**Task brief**
Copy the lines holding the word "Aarambh", all of them.

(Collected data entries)
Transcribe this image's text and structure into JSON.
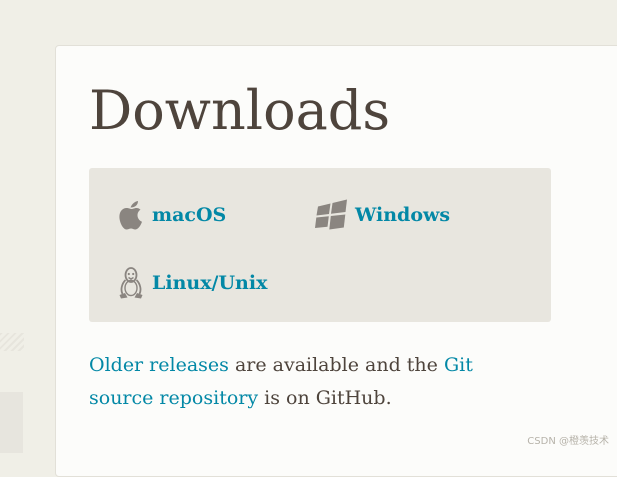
{
  "page": {
    "title": "Downloads"
  },
  "downloads": {
    "items": [
      {
        "label": "macOS",
        "icon": "apple-icon"
      },
      {
        "label": "Windows",
        "icon": "windows-icon"
      },
      {
        "label": "Linux/Unix",
        "icon": "tux-icon"
      }
    ]
  },
  "info": {
    "older_releases_link": "Older releases",
    "text_1": " are available and the ",
    "git_source_link_1": "Git",
    "git_source_link_2": "source repository",
    "text_2": " is on GitHub."
  },
  "watermark": "CSDN @橙羡技术",
  "colors": {
    "link": "#0388a6",
    "text": "#4e443c",
    "panel": "#e8e6df",
    "background": "#f0efe7",
    "card": "#fcfcfa",
    "icon": "#8a8580"
  }
}
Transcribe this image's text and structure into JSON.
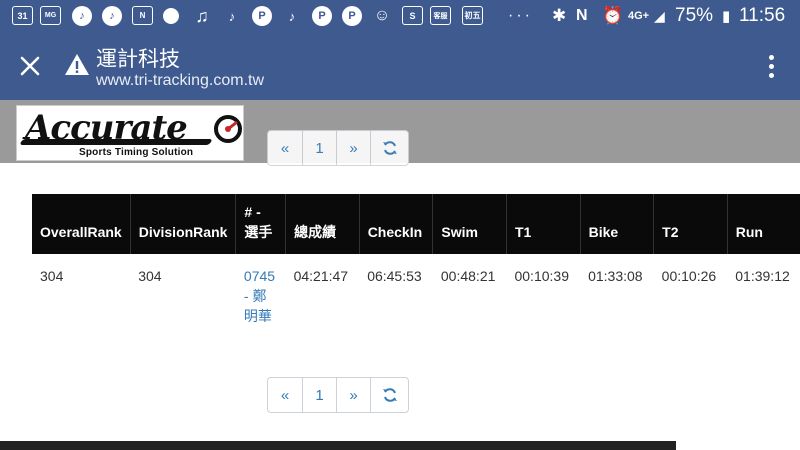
{
  "status_bar": {
    "date": "31",
    "battery": "75%",
    "time": "11:56",
    "network": "4G+"
  },
  "browser": {
    "title": "運計科技",
    "url": "www.tri-tracking.com.tw"
  },
  "logo": {
    "word": "Accurate",
    "tagline": "Sports Timing Solution"
  },
  "pager": {
    "first": "«",
    "page": "1",
    "next": "»",
    "refresh": "↻"
  },
  "table": {
    "headers": [
      "OverallRank",
      "DivisionRank",
      "# - 選手",
      "總成績",
      "CheckIn",
      "Swim",
      "T1",
      "Bike",
      "T2",
      "Run"
    ],
    "rows": [
      {
        "overall_rank": "304",
        "division_rank": "304",
        "athlete": "0745 - 鄭明華",
        "total": "04:21:47",
        "checkin": "06:45:53",
        "swim": "00:48:21",
        "t1": "00:10:39",
        "bike": "01:33:08",
        "t2": "00:10:26",
        "run": "01:39:12"
      }
    ]
  },
  "colors": {
    "status_bar": "#3e5a8f",
    "table_header": "#0a0a0a",
    "link": "#337ab7"
  }
}
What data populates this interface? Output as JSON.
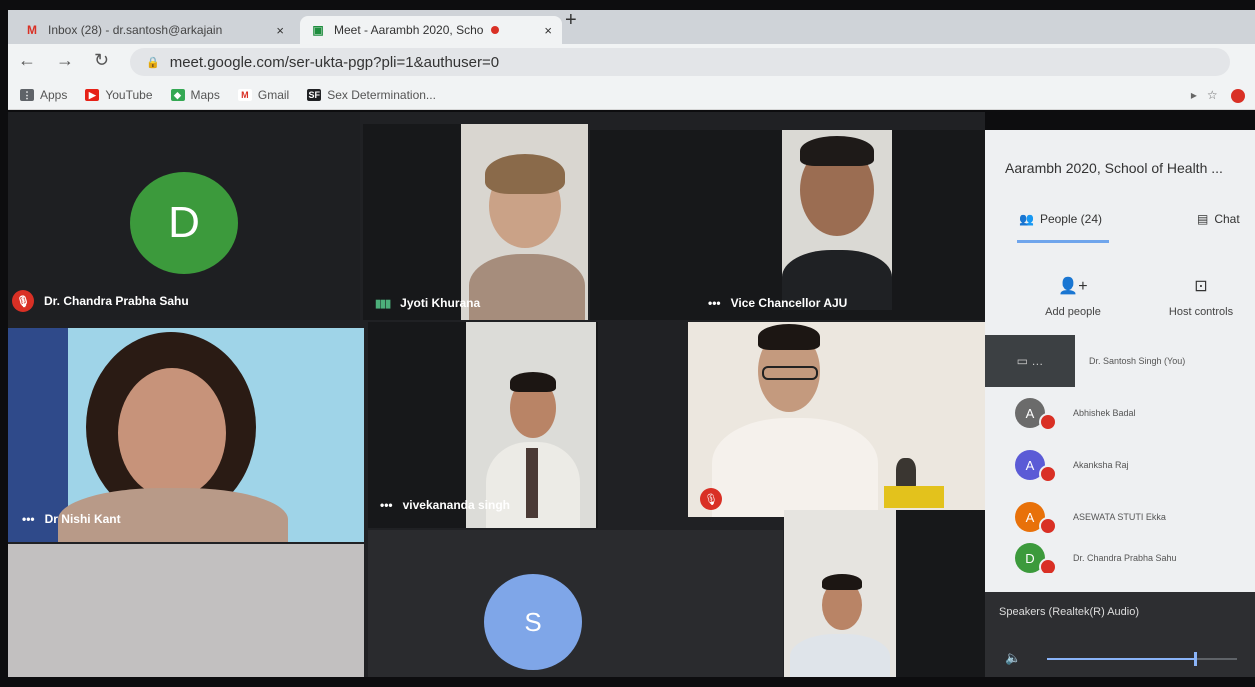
{
  "browser": {
    "tabs": [
      {
        "icon": "gmail-icon",
        "label": "Inbox (28) - dr.santosh@arkajain",
        "close": "×"
      },
      {
        "icon": "meet-icon",
        "label": "Meet - Aarambh 2020, Scho",
        "close": "×"
      }
    ],
    "new_tab": "+",
    "url": "meet.google.com/ser-ukta-pgp?pli=1&authuser=0",
    "bookmarks": [
      {
        "label": "Apps",
        "color": "#5f6368"
      },
      {
        "label": "YouTube",
        "color": "#e62117"
      },
      {
        "label": "Maps",
        "color": "#34a853"
      },
      {
        "label": "Gmail",
        "color": "#d93025"
      },
      {
        "label": "Sex Determination...",
        "color": "#202124"
      }
    ]
  },
  "tiles": {
    "t1": {
      "name": "Dr. Chandra Prabha Sahu",
      "avatar_letter": "D",
      "avatar_color": "#3c9a3c"
    },
    "t2": {
      "name": "Jyoti Khurana"
    },
    "t3": {
      "name": "Vice Chancellor AJU"
    },
    "t4": {
      "name": "Dr Nishi Kant"
    },
    "t5": {
      "name": "vivekananda singh"
    },
    "t7": {
      "avatar_letter": "S",
      "avatar_color": "#7fa6e8"
    }
  },
  "panel": {
    "title": "Aarambh 2020, School of Health ...",
    "people_tab": "People (24)",
    "chat_tab": "Chat",
    "add_people": "Add people",
    "host_controls": "Host controls",
    "participants": [
      {
        "name": "Dr. Santosh Singh (You)",
        "self": true
      },
      {
        "name": "Abhishek Badal",
        "letter": "A",
        "color": "#6b6b6b"
      },
      {
        "name": "Akanksha Raj",
        "letter": "A",
        "color": "#5b5bd6"
      },
      {
        "name": "ASEWATA STUTI Ekka",
        "letter": "A",
        "color": "#e8710a"
      },
      {
        "name": "Dr. Chandra Prabha Sahu",
        "letter": "D",
        "color": "#3c9a3c"
      }
    ]
  },
  "audio": {
    "label": "Speakers (Realtek(R) Audio)",
    "volume_fraction": 0.78
  }
}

**Answer to this exercise**
        "label": "Meet - Aarambh 2020, Scho",
    "title": "Aarambh 2020, School of Health ...",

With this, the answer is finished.